# Directions for this task
Copy each line in the data that includes the word "name".

# Records for this exercise
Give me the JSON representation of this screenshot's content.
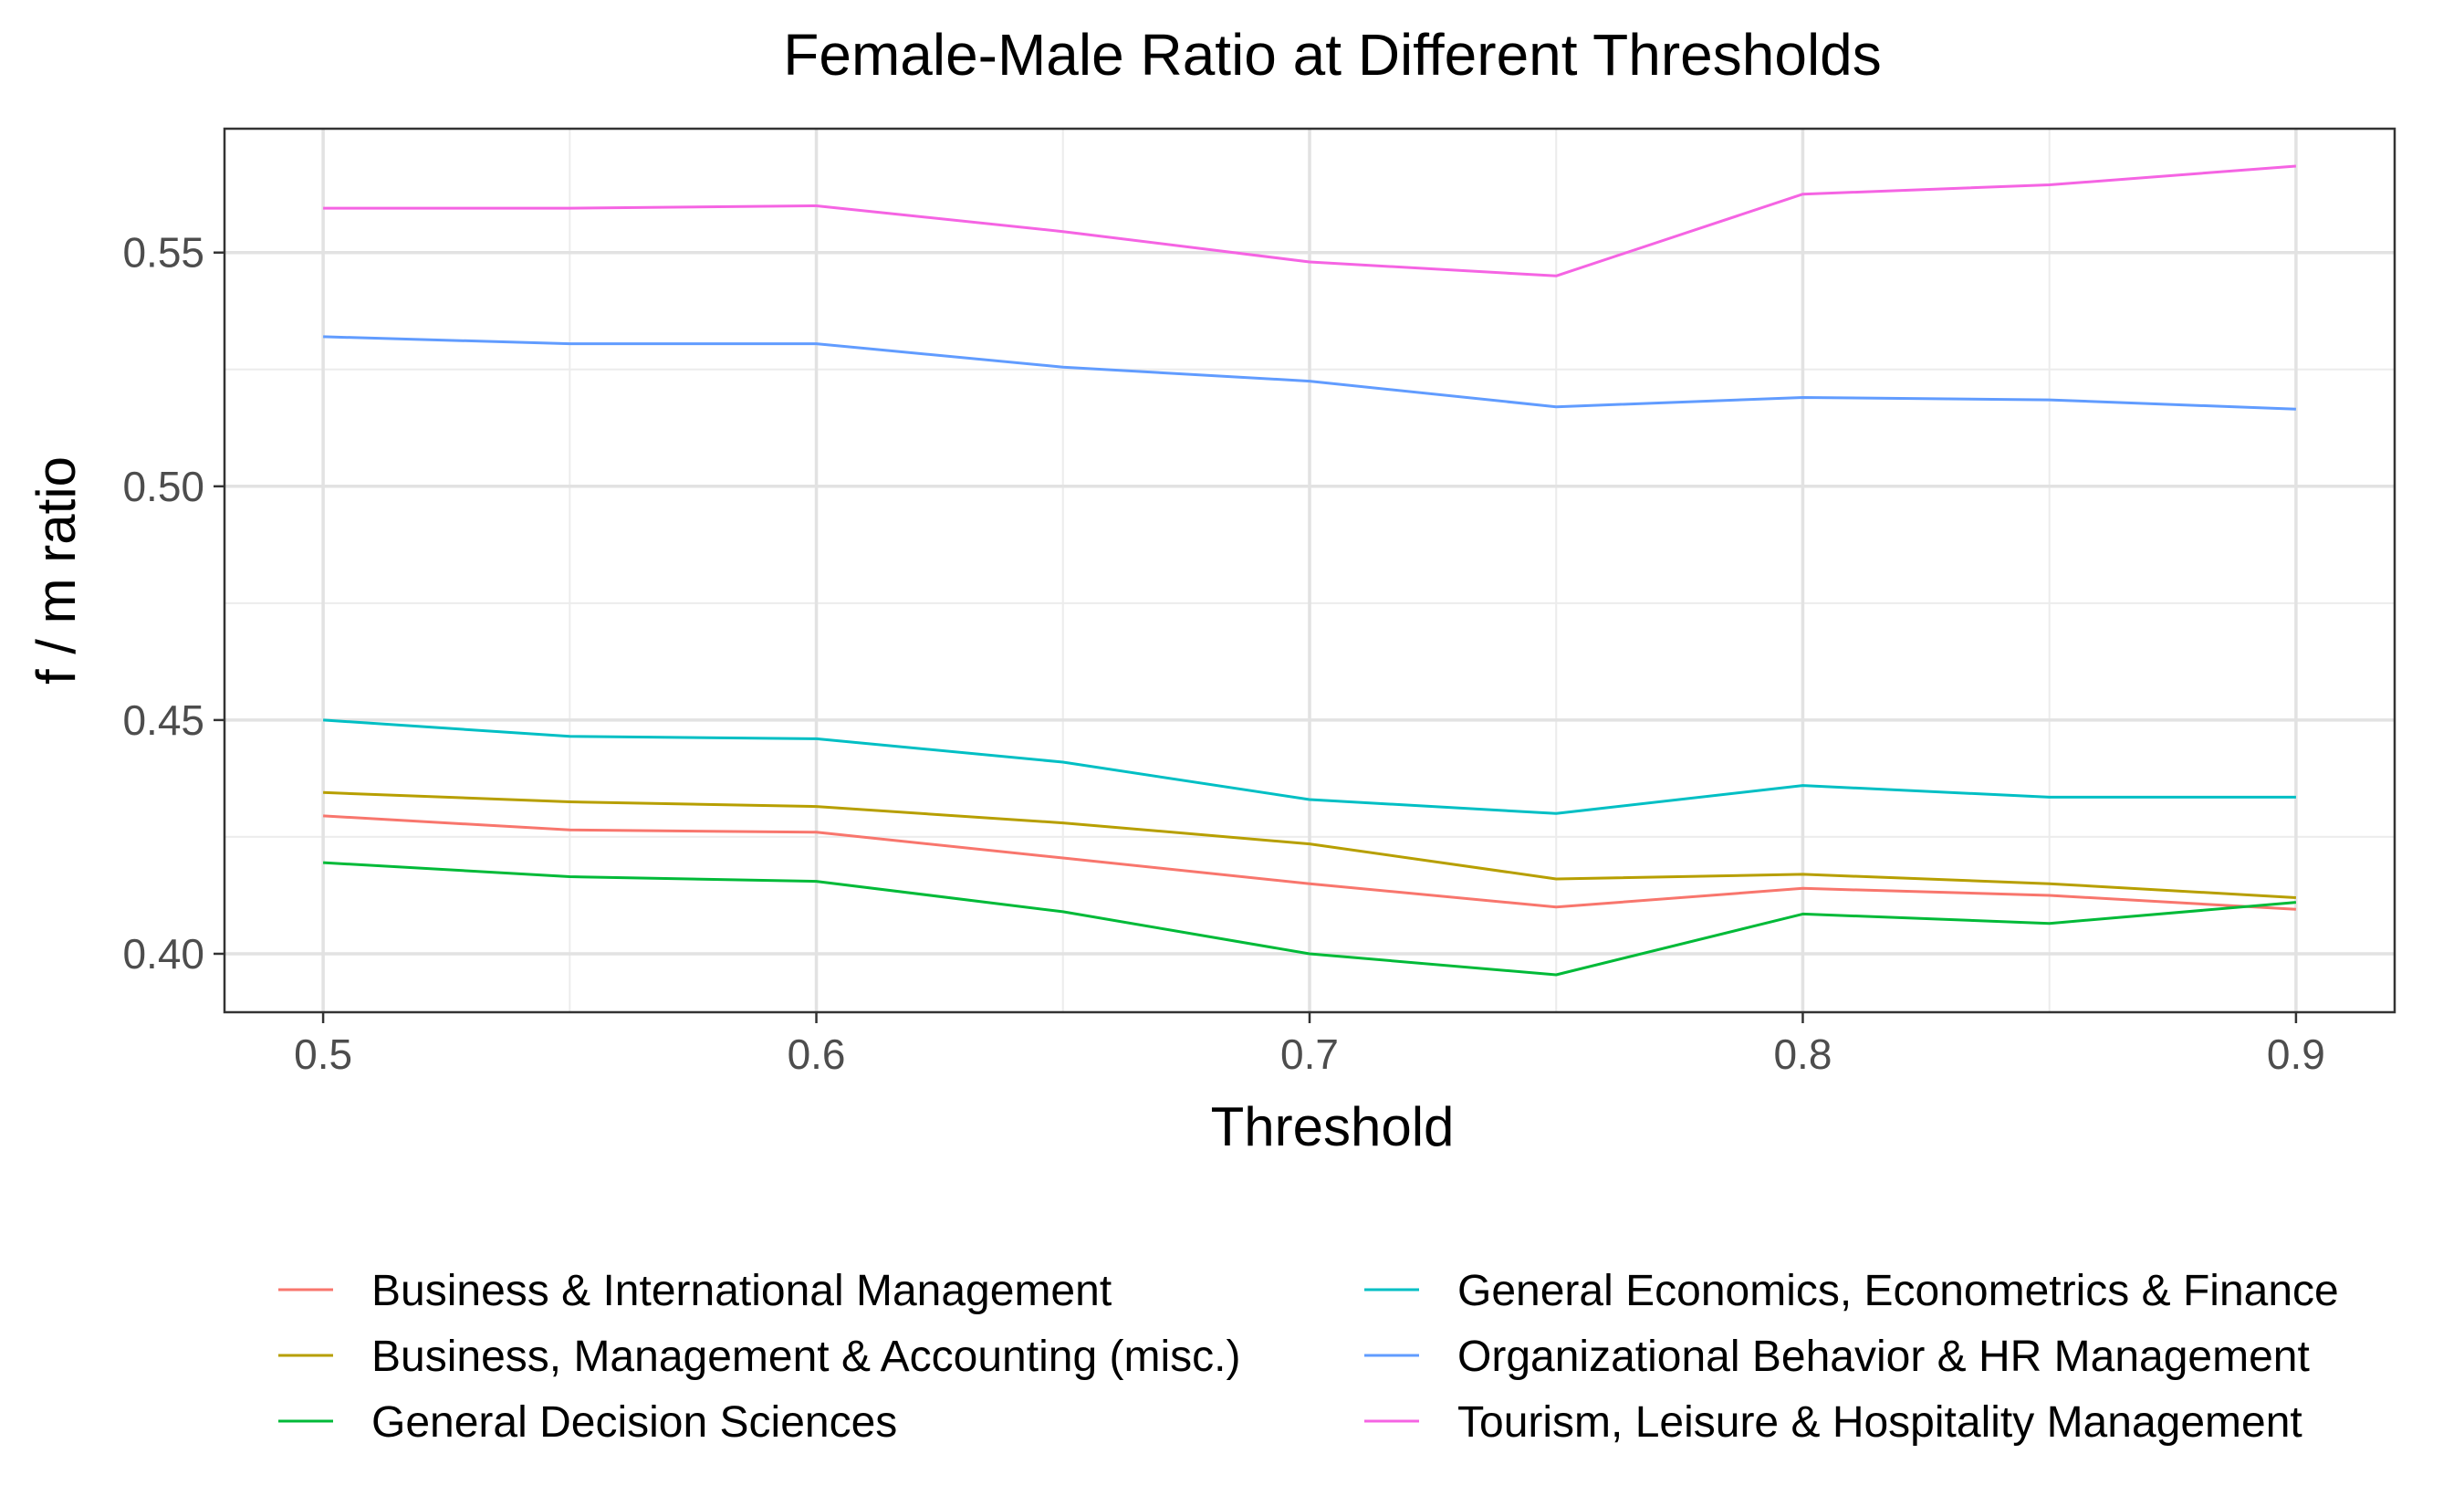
{
  "chart_data": {
    "type": "line",
    "title": "Female-Male Ratio at Different Thresholds",
    "xlabel": "Threshold",
    "ylabel": "f / m ratio",
    "x": [
      0.5,
      0.55,
      0.6,
      0.65,
      0.7,
      0.75,
      0.8,
      0.85,
      0.9
    ],
    "xlim": [
      0.48,
      0.92
    ],
    "ylim": [
      0.3875,
      0.5765
    ],
    "x_ticks": [
      0.5,
      0.6,
      0.7,
      0.8,
      0.9
    ],
    "x_tick_labels": [
      "0.5",
      "0.6",
      "0.7",
      "0.8",
      "0.9"
    ],
    "y_ticks": [
      0.4,
      0.45,
      0.5,
      0.55
    ],
    "y_tick_labels": [
      "0.40",
      "0.45",
      "0.50",
      "0.55"
    ],
    "grid": true,
    "legend_position": "bottom",
    "series": [
      {
        "name": "Business & International Management",
        "color": "#F8766D",
        "values": [
          0.4295,
          0.4265,
          0.426,
          0.4205,
          0.415,
          0.41,
          0.414,
          0.4125,
          0.4095
        ]
      },
      {
        "name": "Business, Management & Accounting (misc.)",
        "color": "#B79F00",
        "values": [
          0.4345,
          0.4325,
          0.4315,
          0.428,
          0.4235,
          0.416,
          0.417,
          0.415,
          0.412
        ]
      },
      {
        "name": "General Decision Sciences",
        "color": "#00BA38",
        "values": [
          0.4195,
          0.4165,
          0.4155,
          0.409,
          0.4,
          0.3955,
          0.4085,
          0.4065,
          0.411
        ]
      },
      {
        "name": "General Economics, Econometrics & Finance",
        "color": "#00BFC4",
        "values": [
          0.45,
          0.4465,
          0.446,
          0.441,
          0.433,
          0.43,
          0.436,
          0.4335,
          0.4335
        ]
      },
      {
        "name": "Organizational Behavior & HR Management",
        "color": "#619CFF",
        "values": [
          0.532,
          0.5305,
          0.5305,
          0.5255,
          0.5225,
          0.517,
          0.519,
          0.5185,
          0.5165
        ]
      },
      {
        "name": "Tourism, Leisure & Hospitality Management",
        "color": "#F564E3",
        "values": [
          0.5595,
          0.5595,
          0.56,
          0.5545,
          0.548,
          0.545,
          0.5625,
          0.5645,
          0.5685
        ]
      }
    ]
  }
}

# Complete response
        "name": "Business & International Management",
        "name": "Business, Management & Accounting (misc.)",
        "name": "General Decision Sciences",
        "name": "General Economics, Econometrics & Finance",
        "name": "Organizational Behavior & HR Management",
        "name": "Tourism, Leisure & Hospitality Management",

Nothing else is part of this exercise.